RECORDS PROVIDED:
——

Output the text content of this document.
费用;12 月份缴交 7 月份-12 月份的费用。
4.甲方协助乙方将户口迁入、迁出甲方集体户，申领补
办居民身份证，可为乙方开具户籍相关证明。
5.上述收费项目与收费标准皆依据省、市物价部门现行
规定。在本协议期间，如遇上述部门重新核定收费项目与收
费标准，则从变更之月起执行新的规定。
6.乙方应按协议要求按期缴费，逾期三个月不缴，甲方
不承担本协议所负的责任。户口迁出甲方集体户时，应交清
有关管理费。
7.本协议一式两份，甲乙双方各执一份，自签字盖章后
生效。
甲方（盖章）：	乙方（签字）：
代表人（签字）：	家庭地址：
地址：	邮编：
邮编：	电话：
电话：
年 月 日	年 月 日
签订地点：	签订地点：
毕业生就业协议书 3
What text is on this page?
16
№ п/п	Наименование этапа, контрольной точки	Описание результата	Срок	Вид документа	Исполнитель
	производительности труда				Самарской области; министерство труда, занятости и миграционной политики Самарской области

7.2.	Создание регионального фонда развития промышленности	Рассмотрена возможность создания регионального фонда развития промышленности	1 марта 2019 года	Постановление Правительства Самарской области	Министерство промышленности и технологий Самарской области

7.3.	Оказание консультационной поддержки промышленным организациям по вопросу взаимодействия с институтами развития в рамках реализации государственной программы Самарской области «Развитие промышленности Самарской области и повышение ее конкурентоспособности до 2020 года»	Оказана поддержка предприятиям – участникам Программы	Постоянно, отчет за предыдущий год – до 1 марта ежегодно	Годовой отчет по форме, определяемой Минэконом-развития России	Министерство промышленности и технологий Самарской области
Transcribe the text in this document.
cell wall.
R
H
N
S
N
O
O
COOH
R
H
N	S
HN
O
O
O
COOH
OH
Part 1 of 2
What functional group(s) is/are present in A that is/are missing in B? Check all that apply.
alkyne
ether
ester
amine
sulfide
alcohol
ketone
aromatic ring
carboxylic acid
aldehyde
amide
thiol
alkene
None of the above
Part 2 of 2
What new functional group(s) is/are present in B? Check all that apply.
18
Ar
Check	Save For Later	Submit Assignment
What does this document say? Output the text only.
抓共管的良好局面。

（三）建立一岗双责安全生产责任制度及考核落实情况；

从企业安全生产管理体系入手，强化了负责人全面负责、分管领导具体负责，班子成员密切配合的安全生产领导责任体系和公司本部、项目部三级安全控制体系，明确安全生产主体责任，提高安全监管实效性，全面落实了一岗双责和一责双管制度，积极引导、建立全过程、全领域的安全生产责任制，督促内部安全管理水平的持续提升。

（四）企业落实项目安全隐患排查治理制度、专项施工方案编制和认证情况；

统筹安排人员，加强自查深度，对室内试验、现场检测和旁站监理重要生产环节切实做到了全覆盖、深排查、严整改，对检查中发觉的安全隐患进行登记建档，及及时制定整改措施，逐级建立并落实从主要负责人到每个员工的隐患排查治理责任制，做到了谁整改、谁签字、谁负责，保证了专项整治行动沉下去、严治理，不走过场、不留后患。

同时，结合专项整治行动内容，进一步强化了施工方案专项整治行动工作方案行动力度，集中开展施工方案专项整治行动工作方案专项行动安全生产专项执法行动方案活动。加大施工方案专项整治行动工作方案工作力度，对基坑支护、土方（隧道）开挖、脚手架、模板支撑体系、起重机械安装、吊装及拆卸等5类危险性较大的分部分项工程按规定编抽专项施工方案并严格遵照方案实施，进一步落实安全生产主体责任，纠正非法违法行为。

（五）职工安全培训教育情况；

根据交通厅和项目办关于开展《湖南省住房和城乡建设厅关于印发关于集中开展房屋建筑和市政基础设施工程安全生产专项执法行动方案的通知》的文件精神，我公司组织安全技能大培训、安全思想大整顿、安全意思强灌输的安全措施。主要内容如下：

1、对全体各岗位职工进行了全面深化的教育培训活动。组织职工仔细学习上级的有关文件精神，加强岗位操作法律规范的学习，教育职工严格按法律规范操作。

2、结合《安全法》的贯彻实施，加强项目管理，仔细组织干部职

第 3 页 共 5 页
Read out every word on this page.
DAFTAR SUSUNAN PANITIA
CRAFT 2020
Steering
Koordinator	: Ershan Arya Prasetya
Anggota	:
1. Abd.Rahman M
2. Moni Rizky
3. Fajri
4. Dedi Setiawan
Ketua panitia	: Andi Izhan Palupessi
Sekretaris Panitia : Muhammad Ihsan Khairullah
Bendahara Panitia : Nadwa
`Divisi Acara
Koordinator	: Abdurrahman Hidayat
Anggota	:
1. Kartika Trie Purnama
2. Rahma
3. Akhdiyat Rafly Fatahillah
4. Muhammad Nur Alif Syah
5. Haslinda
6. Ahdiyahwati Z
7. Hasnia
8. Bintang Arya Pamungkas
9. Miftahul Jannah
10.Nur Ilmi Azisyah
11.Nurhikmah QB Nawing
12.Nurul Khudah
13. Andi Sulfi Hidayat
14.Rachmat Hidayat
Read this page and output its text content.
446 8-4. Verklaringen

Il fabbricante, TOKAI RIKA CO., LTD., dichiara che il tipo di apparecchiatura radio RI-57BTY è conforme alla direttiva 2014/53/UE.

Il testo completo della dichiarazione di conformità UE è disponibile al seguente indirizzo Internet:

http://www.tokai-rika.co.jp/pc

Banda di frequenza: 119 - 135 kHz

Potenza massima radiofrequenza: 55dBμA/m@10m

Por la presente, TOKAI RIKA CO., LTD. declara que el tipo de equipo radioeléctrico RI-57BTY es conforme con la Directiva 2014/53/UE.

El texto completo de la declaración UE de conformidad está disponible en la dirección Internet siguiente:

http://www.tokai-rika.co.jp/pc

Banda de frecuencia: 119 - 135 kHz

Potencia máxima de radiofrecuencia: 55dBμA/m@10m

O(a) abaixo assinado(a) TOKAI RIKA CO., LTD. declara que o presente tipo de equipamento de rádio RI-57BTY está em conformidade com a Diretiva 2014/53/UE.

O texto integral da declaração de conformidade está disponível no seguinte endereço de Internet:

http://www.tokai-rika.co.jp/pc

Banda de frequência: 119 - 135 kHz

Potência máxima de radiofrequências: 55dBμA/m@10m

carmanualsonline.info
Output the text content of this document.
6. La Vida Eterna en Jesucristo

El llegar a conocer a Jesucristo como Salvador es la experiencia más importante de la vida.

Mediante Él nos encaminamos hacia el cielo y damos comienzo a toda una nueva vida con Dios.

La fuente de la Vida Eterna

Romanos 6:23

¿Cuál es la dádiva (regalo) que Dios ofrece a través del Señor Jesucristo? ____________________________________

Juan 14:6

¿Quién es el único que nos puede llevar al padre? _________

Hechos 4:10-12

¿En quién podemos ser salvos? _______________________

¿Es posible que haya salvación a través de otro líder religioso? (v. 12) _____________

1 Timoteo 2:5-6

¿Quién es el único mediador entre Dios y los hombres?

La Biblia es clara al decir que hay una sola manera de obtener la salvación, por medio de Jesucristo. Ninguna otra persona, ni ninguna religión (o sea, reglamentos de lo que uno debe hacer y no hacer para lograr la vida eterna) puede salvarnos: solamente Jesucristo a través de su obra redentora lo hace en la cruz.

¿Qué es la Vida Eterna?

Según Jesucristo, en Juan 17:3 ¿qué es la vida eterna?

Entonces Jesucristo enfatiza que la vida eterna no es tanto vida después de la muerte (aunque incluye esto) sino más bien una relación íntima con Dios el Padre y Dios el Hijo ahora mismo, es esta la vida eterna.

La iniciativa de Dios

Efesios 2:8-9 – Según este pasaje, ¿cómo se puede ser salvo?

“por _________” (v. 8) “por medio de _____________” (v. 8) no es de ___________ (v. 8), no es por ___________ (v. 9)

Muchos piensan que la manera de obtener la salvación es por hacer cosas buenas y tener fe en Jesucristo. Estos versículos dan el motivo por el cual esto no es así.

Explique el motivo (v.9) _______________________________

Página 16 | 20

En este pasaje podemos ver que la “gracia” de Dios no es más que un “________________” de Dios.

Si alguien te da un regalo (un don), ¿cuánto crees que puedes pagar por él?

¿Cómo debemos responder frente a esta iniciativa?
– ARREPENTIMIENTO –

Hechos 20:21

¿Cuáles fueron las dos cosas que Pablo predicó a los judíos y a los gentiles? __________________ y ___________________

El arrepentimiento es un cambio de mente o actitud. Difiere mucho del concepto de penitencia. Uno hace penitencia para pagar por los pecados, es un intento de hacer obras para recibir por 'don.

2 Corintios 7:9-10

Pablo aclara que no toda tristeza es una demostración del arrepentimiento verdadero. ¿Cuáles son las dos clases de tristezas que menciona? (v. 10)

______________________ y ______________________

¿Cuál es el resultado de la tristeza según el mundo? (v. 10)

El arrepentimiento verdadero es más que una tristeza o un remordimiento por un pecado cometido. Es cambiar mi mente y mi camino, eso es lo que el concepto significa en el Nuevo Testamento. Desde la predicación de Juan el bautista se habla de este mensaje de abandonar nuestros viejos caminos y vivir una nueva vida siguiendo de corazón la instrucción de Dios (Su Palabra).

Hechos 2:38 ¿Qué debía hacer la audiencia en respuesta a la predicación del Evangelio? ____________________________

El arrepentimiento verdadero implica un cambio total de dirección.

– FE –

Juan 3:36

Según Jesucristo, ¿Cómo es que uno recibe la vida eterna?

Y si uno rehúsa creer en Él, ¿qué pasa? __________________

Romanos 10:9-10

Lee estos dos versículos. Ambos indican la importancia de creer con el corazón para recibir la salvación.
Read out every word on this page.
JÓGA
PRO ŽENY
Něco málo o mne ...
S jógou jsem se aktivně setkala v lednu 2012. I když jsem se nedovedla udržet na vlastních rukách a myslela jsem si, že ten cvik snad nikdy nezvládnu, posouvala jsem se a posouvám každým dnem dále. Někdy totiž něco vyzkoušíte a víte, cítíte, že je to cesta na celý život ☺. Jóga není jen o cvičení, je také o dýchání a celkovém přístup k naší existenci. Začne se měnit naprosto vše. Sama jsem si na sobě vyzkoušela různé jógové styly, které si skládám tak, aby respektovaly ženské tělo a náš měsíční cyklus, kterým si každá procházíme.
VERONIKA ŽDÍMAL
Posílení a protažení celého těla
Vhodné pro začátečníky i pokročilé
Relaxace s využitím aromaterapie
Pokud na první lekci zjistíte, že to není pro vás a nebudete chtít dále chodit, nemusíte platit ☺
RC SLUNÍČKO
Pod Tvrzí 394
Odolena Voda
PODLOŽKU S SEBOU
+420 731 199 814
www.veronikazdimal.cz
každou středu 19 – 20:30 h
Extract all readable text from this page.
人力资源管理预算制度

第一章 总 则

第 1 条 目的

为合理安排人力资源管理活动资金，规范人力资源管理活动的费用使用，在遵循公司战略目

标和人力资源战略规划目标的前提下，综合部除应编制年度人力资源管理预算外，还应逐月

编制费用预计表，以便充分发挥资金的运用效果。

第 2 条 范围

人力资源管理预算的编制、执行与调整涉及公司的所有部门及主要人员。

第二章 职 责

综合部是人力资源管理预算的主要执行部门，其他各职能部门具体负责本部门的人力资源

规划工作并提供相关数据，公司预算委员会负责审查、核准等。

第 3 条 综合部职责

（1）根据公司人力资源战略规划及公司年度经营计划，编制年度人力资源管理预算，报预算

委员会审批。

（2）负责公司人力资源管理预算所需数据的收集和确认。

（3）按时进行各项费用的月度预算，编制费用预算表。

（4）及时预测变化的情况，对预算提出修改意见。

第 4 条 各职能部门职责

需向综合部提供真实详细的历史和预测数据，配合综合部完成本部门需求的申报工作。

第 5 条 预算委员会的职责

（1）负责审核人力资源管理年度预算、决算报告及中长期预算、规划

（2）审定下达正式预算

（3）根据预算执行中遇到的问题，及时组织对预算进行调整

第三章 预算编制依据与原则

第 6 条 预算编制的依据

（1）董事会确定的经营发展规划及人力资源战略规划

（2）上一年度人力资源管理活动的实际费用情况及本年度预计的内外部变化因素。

——

SET EXERCISE: Extract each line holding the string "that".

EXPECTED OUTPUT:
What functional group(s) is/are present in A that is/are missing in B? Check all that apply.
What new functional group(s) is/are present in B? Check all that apply.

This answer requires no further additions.